# Start of Selection

Wholesale grocery retailer and courier Boxed is set to go public in a deal with Seven Oaks Acquisition Corp., a special purpose acquisition company (SPAC), that would value the combined entity at nearly $900 million.

The deal is expected to close in the fourth quarter of 2021 and should provide Boxed with about $334 million in net cash proceeds, including a $120 million private investment from investors including Brigade Capital Management, Avanda Investment Management, and Onex Credit.

Boxed was founded in August 2013 by current CEO Chieh Huang along with Jared Yaman, Christopher Cheung, and William Fong.

The company provides bulk consumables to both businesses and consumers without requiring a store membership and has monetized its proprietary technology through a Software-as-a-Service (“SaaS”) offering, inking a multi-year SaaS partnership agreement with Aeon Group, one of Asia’s largest retail conglomerates.

“We are excited to take this important step forward to position Boxed for our next phase of growth,” Mr. Huang said in a press release announcing the deal.

“This capital will also allow us to fund B2B growth, third-party marketplace expansion and drive our unique SaaS business. We look forward to partnering with the seasoned team at Seven Oaks as we leverage their operational and public company expertise,” he added.

Gary Matthews, the chairman and chief executive officer of Seven Oaks Acquisition Corp., will serve as Boxed’s chairman of the board when the business combination is complete.

Matthews stepped down from his CEO position at the publicly traded IES Holdings in August of last year then raised nearly $260 million through an initial public offering (IPO) for his SPAC, Seven Oaks.

In a statement discussing the Boxed deal, Matthews said:

“Boxed is a leading e-commerce platform with significant competitive advantages and multiple opportunities to accelerate growth and drive value creation. We are confident that by supporting Chieh and the talented management team with our proven operating playbook, Boxed will continue to achieve success in a rapidly growing market.”

# End of Selection
# Start of Data provided

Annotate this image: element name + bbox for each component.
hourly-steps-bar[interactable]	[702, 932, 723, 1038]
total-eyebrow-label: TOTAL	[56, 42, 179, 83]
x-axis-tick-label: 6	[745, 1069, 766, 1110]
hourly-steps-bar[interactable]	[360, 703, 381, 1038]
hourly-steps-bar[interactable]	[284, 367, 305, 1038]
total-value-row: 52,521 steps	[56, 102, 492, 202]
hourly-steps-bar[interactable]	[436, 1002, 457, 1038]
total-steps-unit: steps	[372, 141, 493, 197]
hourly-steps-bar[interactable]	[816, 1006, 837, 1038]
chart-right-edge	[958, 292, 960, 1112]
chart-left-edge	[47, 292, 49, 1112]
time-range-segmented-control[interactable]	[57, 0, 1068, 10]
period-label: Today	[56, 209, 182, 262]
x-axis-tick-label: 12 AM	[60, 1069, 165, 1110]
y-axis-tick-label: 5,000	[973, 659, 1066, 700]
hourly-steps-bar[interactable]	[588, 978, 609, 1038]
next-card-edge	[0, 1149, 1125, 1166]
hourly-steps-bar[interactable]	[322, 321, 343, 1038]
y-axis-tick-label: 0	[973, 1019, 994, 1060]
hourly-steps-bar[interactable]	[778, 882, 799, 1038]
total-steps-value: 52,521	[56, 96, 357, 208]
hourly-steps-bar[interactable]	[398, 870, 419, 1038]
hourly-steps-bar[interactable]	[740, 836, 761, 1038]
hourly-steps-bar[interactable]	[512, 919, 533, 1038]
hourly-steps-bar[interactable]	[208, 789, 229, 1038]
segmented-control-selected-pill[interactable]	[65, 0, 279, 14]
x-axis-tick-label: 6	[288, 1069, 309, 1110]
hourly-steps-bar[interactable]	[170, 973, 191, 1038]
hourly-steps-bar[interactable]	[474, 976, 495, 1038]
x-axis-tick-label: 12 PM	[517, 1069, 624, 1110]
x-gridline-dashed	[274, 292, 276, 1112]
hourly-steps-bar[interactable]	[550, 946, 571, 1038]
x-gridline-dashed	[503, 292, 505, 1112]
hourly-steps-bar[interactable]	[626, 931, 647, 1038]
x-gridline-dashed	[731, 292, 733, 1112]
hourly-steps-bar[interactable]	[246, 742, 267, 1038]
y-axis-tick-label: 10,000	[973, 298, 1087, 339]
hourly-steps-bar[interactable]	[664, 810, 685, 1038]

# End of Data provided

- _Complete the following_
1. From the Boxed passage, echo the text starting at "Wholesale grocery retailer" and ending at "and Onex Credit.".
2. Decide whether each statement agrees with the Boxed passage, answering yes or no and quoting the words of the passage that settle it. (a) Boxed was founded in August 2013. (b) Boxed requires customers to hold a store membership. (c) The deal is expected to close in the third quarter of 2021.

- _Solutions to the tasks_
1.
Wholesale grocery retailer and courier Boxed is set to go public in a deal with Seven Oaks Acquisition Corp., a special purpose acquisition company (SPAC), that would value the combined entity at nearly $900 million.

The deal is expected to close in the fourth quarter of 2021 and should provide Boxed with about $334 million in net cash proceeds, including a $120 million private investment from investors including Brigade Capital Management, Avanda Investment Management, and Onex Credit.

2.
(a) Yes: "Boxed was founded in August 2013"
(b) No: "without requiring a store membership"
(c) No: "expected to close in the fourth quarter of 2021"